# [WHAT THE TASK ASKS]
In the entries below, count every line with the word "البريد". Return only the count.
━━ DATASET RECORDS
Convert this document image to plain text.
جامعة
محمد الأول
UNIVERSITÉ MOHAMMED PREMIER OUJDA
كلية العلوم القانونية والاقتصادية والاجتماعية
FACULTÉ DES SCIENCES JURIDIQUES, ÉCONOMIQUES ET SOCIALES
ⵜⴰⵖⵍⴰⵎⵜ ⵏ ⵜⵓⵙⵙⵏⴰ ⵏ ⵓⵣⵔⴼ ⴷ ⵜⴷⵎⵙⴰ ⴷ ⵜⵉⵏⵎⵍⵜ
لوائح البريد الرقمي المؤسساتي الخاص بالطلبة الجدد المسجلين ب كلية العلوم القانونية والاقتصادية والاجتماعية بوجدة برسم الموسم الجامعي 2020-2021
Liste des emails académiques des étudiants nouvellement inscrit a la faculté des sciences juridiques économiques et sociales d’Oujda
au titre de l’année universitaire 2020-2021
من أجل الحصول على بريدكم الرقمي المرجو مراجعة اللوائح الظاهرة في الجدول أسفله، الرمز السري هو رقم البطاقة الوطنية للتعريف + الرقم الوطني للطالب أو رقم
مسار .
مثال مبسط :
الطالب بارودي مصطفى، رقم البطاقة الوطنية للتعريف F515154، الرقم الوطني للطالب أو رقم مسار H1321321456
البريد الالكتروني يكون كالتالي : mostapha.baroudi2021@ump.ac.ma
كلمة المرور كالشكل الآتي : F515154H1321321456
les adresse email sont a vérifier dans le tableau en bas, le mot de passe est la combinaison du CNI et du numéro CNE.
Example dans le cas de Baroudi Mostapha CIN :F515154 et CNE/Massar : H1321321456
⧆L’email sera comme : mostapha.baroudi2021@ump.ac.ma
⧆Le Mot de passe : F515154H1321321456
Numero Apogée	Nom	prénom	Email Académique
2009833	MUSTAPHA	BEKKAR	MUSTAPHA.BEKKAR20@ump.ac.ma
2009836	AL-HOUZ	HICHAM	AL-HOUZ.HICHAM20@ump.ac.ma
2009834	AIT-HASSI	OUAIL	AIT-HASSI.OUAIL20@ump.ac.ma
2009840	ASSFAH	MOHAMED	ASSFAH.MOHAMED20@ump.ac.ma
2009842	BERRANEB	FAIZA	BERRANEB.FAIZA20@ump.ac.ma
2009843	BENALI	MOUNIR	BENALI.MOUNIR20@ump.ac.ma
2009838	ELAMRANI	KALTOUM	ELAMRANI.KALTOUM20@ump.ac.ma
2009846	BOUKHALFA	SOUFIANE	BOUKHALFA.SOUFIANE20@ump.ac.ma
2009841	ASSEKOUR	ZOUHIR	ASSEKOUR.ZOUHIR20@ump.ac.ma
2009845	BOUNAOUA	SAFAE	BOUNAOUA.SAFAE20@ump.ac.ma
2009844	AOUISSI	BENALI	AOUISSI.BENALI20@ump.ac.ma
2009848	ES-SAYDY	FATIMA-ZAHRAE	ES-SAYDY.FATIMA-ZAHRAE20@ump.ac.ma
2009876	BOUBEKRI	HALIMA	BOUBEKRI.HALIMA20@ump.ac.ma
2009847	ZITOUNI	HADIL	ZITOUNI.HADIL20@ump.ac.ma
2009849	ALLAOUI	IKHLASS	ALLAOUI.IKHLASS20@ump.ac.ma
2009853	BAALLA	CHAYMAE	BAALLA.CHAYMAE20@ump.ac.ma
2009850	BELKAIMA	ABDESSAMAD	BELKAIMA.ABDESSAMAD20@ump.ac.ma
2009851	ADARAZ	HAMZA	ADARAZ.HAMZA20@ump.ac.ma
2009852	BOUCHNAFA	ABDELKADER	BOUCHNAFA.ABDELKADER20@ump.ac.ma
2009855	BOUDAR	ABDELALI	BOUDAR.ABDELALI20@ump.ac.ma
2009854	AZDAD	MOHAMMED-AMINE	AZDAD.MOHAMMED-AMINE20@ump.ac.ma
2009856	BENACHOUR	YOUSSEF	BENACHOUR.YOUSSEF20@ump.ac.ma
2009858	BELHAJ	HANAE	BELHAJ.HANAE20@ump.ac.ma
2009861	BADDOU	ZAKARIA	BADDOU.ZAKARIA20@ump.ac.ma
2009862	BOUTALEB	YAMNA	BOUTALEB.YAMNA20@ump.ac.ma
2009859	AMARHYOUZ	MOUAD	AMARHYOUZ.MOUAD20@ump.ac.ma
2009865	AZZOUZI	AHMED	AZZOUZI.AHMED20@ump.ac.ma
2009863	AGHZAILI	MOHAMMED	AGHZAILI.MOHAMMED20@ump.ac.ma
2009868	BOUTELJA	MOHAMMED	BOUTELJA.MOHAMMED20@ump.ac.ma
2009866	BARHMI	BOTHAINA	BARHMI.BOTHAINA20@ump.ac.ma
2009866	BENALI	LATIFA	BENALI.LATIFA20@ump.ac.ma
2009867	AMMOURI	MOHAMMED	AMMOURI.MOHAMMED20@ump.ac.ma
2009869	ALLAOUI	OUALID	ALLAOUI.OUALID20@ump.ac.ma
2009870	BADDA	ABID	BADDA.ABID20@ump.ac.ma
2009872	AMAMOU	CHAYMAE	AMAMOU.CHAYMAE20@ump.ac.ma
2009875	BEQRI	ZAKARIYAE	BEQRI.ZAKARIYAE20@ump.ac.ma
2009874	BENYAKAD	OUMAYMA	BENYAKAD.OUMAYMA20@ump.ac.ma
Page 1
━━━━
# [RESULT OF THIS EXERCISE]
2